Required work –
Images are excluded; otherwise, output every record exactly.

====== Listing

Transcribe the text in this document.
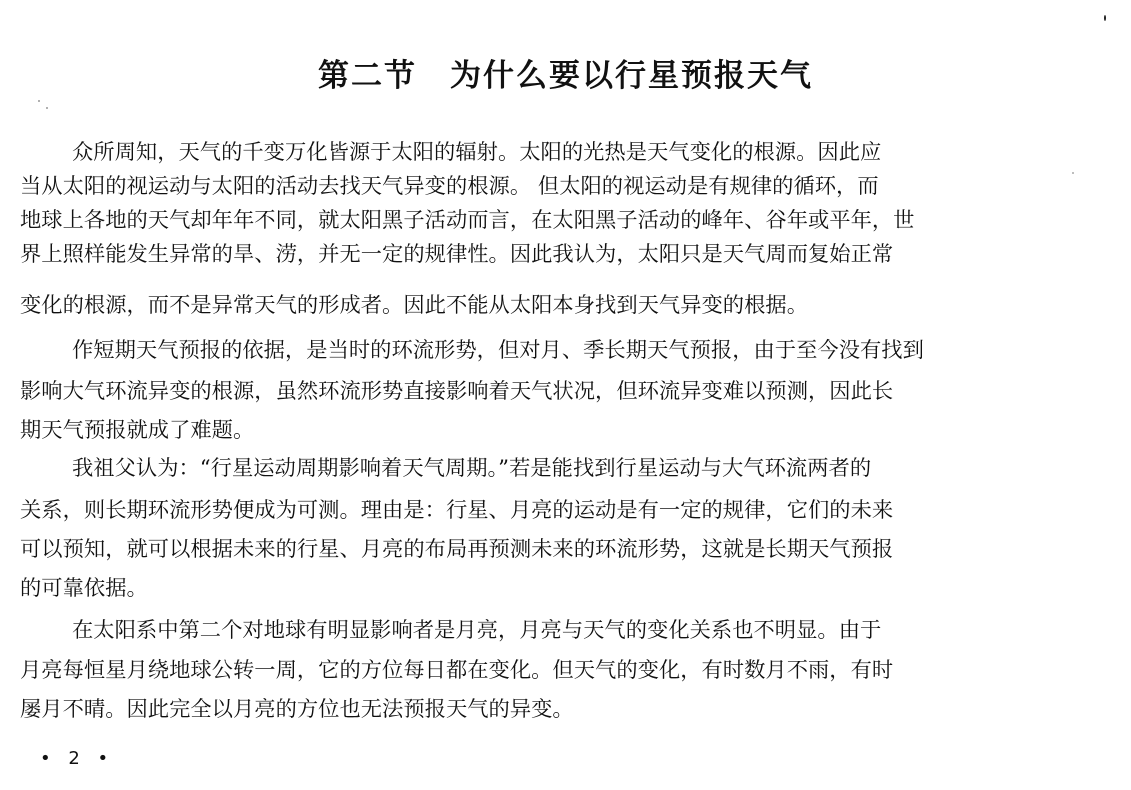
第二节　为什么要以行星预报天气
众所周知，天气的千变万化皆源于太阳的辐射。太阳的光热是天气变化的根源。因此应
当从太阳的视运动与太阳的活动去找天气异变的根源。 但太阳的视运动是有规律的循环，而
地球上各地的天气却年年不同，就太阳黑子活动而言，在太阳黑子活动的峰年、谷年或平年，世
界上照样能发生异常的旱、涝，并无一定的规律性。因此我认为，太阳只是天气周而复始正常
变化的根源，而不是异常天气的形成者。因此不能从太阳本身找到天气异变的根据。
作短期天气预报的依据，是当时的环流形势，但对月、季长期天气预报，由于至今没有找到
影响大气环流异变的根源，虽然环流形势直接影响着天气状况，但环流异变难以预测，因此长
期天气预报就成了难题。
我祖父认为：“行星运动周期影响着天气周期。”若是能找到行星运动与大气环流两者的
关系，则长期环流形势便成为可测。理由是：行星、月亮的运动是有一定的规律，它们的未来
可以预知，就可以根据未来的行星、月亮的布局再预测未来的环流形势，这就是长期天气预报
的可靠依据。
在太阳系中第二个对地球有明显影响者是月亮，月亮与天气的变化关系也不明显。由于
月亮每恒星月绕地球公转一周，它的方位每日都在变化。但天气的变化，有时数月不雨，有时
屡月不晴。因此完全以月亮的方位也无法预报天气的异变。
• 2 •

============

Problem solution –
Transcribe the text in this document.
第二节　为什么要以行星预报天气
众所周知，天气的千变万化皆源于太阳的辐射。太阳的光热是天气变化的根源。因此应
当从太阳的视运动与太阳的活动去找天气异变的根源。 但太阳的视运动是有规律的循环，而
地球上各地的天气却年年不同，就太阳黑子活动而言，在太阳黑子活动的峰年、谷年或平年，世
界上照样能发生异常的旱、涝，并无一定的规律性。因此我认为，太阳只是天气周而复始正常
变化的根源，而不是异常天气的形成者。因此不能从太阳本身找到天气异变的根据。
作短期天气预报的依据，是当时的环流形势，但对月、季长期天气预报，由于至今没有找到
影响大气环流异变的根源，虽然环流形势直接影响着天气状况，但环流异变难以预测，因此长
期天气预报就成了难题。
我祖父认为：“行星运动周期影响着天气周期。”若是能找到行星运动与大气环流两者的
关系，则长期环流形势便成为可测。理由是：行星、月亮的运动是有一定的规律，它们的未来
可以预知，就可以根据未来的行星、月亮的布局再预测未来的环流形势，这就是长期天气预报
的可靠依据。
在太阳系中第二个对地球有明显影响者是月亮，月亮与天气的变化关系也不明显。由于
月亮每恒星月绕地球公转一周，它的方位每日都在变化。但天气的变化，有时数月不雨，有时
屡月不晴。因此完全以月亮的方位也无法预报天气的异变。
• 2 •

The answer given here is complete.